### Short exercise
The records below are to be quoted in full; please keep every word exact.

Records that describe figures
· · · ·
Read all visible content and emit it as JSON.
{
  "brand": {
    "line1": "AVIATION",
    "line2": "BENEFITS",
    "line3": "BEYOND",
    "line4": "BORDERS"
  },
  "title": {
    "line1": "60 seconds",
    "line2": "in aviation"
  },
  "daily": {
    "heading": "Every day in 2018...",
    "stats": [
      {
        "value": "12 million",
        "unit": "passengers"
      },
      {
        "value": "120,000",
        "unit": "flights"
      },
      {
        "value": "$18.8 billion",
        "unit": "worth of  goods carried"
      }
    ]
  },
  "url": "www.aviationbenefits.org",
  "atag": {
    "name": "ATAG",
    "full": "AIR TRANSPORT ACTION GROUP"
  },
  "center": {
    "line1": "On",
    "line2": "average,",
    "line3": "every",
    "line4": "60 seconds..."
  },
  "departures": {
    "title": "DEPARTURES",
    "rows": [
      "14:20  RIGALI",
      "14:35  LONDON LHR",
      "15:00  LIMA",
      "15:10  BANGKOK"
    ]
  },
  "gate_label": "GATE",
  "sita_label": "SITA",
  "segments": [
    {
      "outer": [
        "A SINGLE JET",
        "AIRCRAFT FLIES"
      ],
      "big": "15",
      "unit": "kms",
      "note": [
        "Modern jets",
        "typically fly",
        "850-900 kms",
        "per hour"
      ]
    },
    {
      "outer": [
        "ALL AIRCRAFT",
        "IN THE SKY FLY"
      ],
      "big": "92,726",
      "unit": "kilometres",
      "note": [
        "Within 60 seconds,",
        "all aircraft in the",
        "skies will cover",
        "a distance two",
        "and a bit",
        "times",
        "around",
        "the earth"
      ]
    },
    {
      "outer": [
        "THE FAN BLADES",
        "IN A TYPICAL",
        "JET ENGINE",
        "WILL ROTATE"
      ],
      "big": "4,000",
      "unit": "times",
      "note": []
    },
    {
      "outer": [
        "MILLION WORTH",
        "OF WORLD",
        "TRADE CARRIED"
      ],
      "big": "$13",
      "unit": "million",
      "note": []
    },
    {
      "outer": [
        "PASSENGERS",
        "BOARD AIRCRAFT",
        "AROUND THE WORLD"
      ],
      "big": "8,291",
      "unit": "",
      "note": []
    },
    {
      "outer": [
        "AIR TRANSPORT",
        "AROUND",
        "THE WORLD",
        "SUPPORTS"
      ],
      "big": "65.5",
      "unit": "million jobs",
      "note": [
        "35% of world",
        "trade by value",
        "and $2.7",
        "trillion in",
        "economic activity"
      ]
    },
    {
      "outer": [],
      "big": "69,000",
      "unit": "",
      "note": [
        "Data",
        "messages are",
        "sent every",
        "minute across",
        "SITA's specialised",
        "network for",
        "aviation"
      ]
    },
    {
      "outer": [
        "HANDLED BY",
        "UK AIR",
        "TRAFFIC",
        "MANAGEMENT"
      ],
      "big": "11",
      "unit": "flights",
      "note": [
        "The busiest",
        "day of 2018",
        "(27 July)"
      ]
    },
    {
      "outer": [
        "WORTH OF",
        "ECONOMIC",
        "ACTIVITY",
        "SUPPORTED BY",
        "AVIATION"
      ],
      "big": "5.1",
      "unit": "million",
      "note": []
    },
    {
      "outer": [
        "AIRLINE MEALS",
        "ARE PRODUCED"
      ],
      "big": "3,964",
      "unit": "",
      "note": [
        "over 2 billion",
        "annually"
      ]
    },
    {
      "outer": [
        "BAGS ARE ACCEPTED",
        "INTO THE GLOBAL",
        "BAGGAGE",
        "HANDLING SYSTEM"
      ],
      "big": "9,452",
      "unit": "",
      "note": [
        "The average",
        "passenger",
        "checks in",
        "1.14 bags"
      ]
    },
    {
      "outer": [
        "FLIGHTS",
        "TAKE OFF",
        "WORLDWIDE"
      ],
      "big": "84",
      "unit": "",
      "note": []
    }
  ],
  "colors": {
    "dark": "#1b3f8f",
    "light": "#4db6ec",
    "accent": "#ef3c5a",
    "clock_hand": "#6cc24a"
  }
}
· · · ·
### Result below
Read all visible content and emit it as JSON.
{
  "brand": {
    "line1": "AVIATION",
    "line2": "BENEFITS",
    "line3": "BEYOND",
    "line4": "BORDERS"
  },
  "title": {
    "line1": "60 seconds",
    "line2": "in aviation"
  },
  "daily": {
    "heading": "Every day in 2018...",
    "stats": [
      {
        "value": "12 million",
        "unit": "passengers"
      },
      {
        "value": "120,000",
        "unit": "flights"
      },
      {
        "value": "$18.8 billion",
        "unit": "worth of  goods carried"
      }
    ]
  },
  "url": "www.aviationbenefits.org",
  "atag": {
    "name": "ATAG",
    "full": "AIR TRANSPORT ACTION GROUP"
  },
  "center": {
    "line1": "On",
    "line2": "average,",
    "line3": "every",
    "line4": "60 seconds..."
  },
  "departures": {
    "title": "DEPARTURES",
    "rows": [
      "14:20  RIGALI",
      "14:35  LONDON LHR",
      "15:00  LIMA",
      "15:10  BANGKOK"
    ]
  },
  "gate_label": "GATE",
  "sita_label": "SITA",
  "segments": [
    {
      "outer": [
        "A SINGLE JET",
        "AIRCRAFT FLIES"
      ],
      "big": "15",
      "unit": "kms",
      "note": [
        "Modern jets",
        "typically fly",
        "850-900 kms",
        "per hour"
      ]
    },
    {
      "outer": [
        "ALL AIRCRAFT",
        "IN THE SKY FLY"
      ],
      "big": "92,726",
      "unit": "kilometres",
      "note": [
        "Within 60 seconds,",
        "all aircraft in the",
        "skies will cover",
        "a distance two",
        "and a bit",
        "times",
        "around",
        "the earth"
      ]
    },
    {
      "outer": [
        "THE FAN BLADES",
        "IN A TYPICAL",
        "JET ENGINE",
        "WILL ROTATE"
      ],
      "big": "4,000",
      "unit": "times",
      "note": []
    },
    {
      "outer": [
        "MILLION WORTH",
        "OF WORLD",
        "TRADE CARRIED"
      ],
      "big": "$13",
      "unit": "million",
      "note": []
    },
    {
      "outer": [
        "PASSENGERS",
        "BOARD AIRCRAFT",
        "AROUND THE WORLD"
      ],
      "big": "8,291",
      "unit": "",
      "note": []
    },
    {
      "outer": [
        "AIR TRANSPORT",
        "AROUND",
        "THE WORLD",
        "SUPPORTS"
      ],
      "big": "65.5",
      "unit": "million jobs",
      "note": [
        "35% of world",
        "trade by value",
        "and $2.7",
        "trillion in",
        "economic activity"
      ]
    },
    {
      "outer": [],
      "big": "69,000",
      "unit": "",
      "note": [
        "Data",
        "messages are",
        "sent every",
        "minute across",
        "SITA's specialised",
        "network for",
        "aviation"
      ]
    },
    {
      "outer": [
        "HANDLED BY",
        "UK AIR",
        "TRAFFIC",
        "MANAGEMENT"
      ],
      "big": "11",
      "unit": "flights",
      "note": [
        "The busiest",
        "day of 2018",
        "(27 July)"
      ]
    },
    {
      "outer": [
        "WORTH OF",
        "ECONOMIC",
        "ACTIVITY",
        "SUPPORTED BY",
        "AVIATION"
      ],
      "big": "5.1",
      "unit": "million",
      "note": []
    },
    {
      "outer": [
        "AIRLINE MEALS",
        "ARE PRODUCED"
      ],
      "big": "3,964",
      "unit": "",
      "note": [
        "over 2 billion",
        "annually"
      ]
    },
    {
      "outer": [
        "BAGS ARE ACCEPTED",
        "INTO THE GLOBAL",
        "BAGGAGE",
        "HANDLING SYSTEM"
      ],
      "big": "9,452",
      "unit": "",
      "note": [
        "The average",
        "passenger",
        "checks in",
        "1.14 bags"
      ]
    },
    {
      "outer": [
        "FLIGHTS",
        "TAKE OFF",
        "WORLDWIDE"
      ],
      "big": "84",
      "unit": "",
      "note": []
    }
  ],
  "colors": {
    "dark": "#1b3f8f",
    "light": "#4db6ec",
    "accent": "#ef3c5a",
    "clock_hand": "#6cc24a"
  }
}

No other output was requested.